━━━━━ Records for the task
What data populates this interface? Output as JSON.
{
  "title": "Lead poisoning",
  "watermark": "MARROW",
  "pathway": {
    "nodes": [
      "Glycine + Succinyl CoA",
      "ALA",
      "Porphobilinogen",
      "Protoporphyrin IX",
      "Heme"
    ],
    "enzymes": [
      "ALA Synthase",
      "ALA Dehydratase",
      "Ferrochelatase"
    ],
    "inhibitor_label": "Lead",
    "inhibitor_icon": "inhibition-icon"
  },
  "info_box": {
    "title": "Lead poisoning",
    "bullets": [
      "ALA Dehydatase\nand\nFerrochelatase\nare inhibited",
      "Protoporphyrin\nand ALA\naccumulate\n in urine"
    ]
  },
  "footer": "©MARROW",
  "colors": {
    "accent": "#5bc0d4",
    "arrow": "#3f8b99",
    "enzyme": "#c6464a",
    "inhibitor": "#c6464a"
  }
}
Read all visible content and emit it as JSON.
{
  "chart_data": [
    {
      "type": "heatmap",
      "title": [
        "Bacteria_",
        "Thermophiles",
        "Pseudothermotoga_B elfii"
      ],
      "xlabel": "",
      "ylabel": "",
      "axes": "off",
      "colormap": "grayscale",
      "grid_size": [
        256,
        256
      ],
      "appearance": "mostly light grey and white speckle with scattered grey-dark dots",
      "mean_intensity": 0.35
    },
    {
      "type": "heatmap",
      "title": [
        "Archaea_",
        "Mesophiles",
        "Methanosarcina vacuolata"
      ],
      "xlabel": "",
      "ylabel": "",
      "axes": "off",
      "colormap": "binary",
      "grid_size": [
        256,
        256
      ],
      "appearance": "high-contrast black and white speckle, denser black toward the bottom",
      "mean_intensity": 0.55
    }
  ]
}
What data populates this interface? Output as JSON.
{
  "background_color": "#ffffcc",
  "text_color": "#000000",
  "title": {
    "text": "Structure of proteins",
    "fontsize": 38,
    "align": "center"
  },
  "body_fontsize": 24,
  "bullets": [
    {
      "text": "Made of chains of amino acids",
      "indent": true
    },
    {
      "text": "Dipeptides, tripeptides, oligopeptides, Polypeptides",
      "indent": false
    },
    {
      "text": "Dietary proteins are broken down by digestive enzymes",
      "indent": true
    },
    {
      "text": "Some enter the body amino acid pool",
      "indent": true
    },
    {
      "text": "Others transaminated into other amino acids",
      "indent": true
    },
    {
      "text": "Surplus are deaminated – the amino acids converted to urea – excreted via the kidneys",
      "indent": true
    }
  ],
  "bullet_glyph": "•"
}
━━━━━━━━━━
This task calls for each line of the material that contains "appearance".

## Solution
      "appearance": "mostly light grey and white speckle with scattered grey-dark dots",
      "appearance": "high-contrast black and white speckle, denser black toward the bottom",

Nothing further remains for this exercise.